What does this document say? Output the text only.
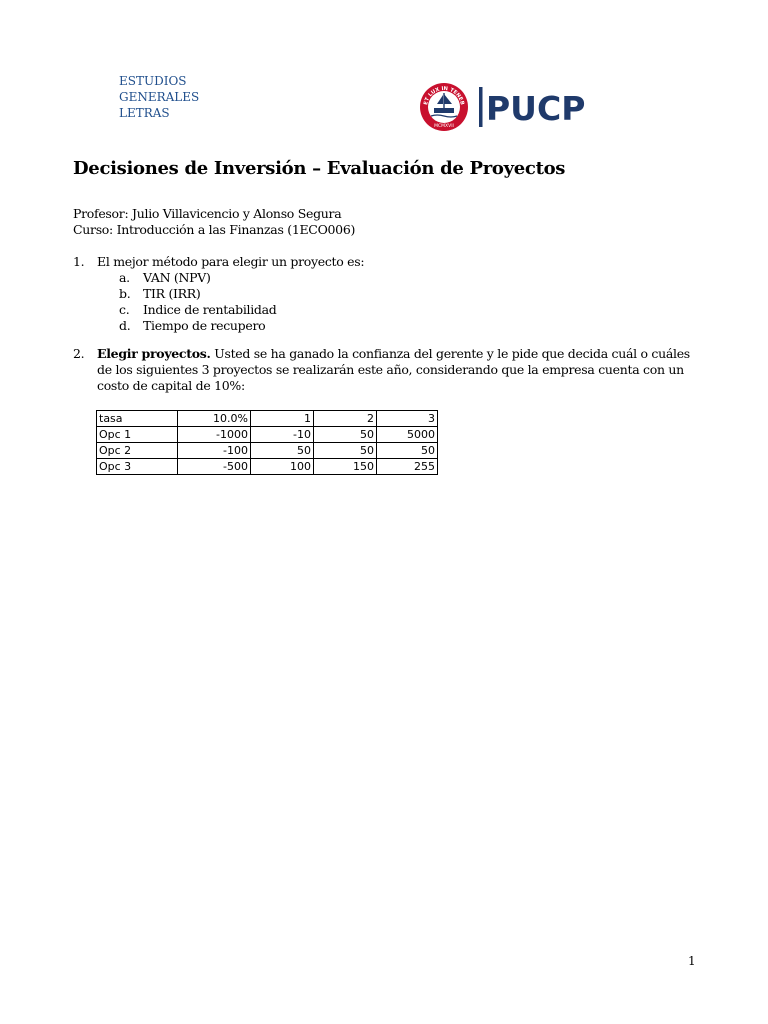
ESTUDIOS
GENERALES
LETRAS
ET LUX IN TENEB
MCMXVII PUCP
Decisiones de Inversión – Evaluación de Proyectos
Profesor: Julio Villavicencio y Alonso Segura
Curso: Introducción a las Finanzas (1ECO006)
1. El mejor método para elegir un proyecto es:
a. VAN (NPV)
b. TIR (IRR)
c. Indice de rentabilidad
d. Tiempo de recupero
2. Elegir proyectos. Usted se ha ganado la confianza del gerente y le pide que decida cuál o cuáles de los siguientes 3 proyectos se realizarán este año, considerando que la empresa cuenta con un costo de capital de 10%:
tasa	10.0%	1	2	3
Opc 1	-1000	-10	50	5000
Opc 2	-100	50	50	50
Opc 3	-500	100	150	255
1
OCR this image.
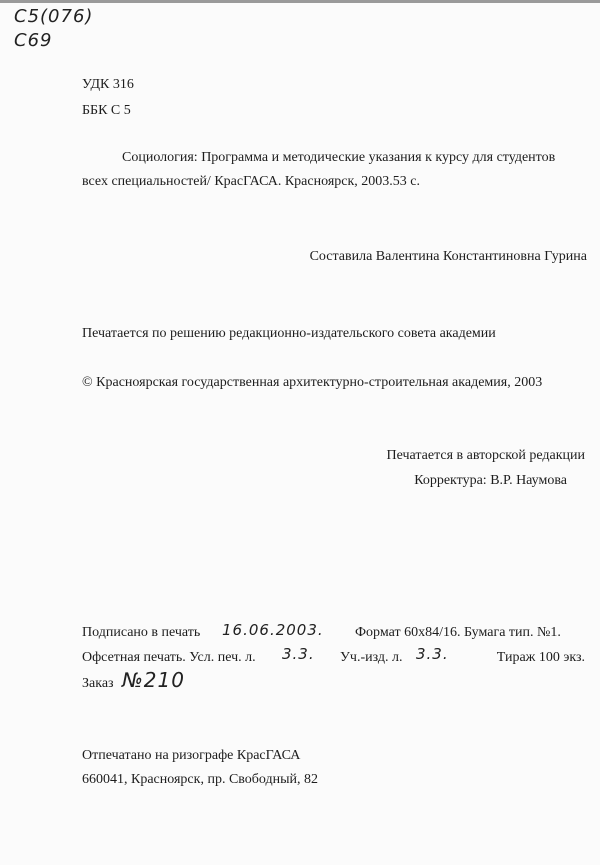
С5(076)
С69
УДК 316
ББК С 5
Социология: Программа и методические указания к курсу для студентов
всех специальностей/ КрасГАСА. Красноярск, 2003.53 с.
Составила Валентина Константиновна Гурина
Печатается по решению редакционно-издательского совета академии
© Красноярская государственная архитектурно-строительная академия, 2003
Печатается в авторской редакции
Корректура: В.Р. Наумова
Подписано в печать 16.06.2003. Формат 60х84/16. Бумага тип. №1.
Офсетная печать. Усл. печ. л. 3.3. Уч.-изд. л. 3.3.	Тираж 100 экз.
Заказ №210
Отпечатано на ризографе КрасГАСА
660041, Красноярск, пр. Свободный, 82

■ **TASK GOAL**
From the records above, pick out and copy each line holding the word "Печатается".

■ **RESPONSE BELOW**
Печатается по решению редакционно-издательского совета академии
Печатается в авторской редакции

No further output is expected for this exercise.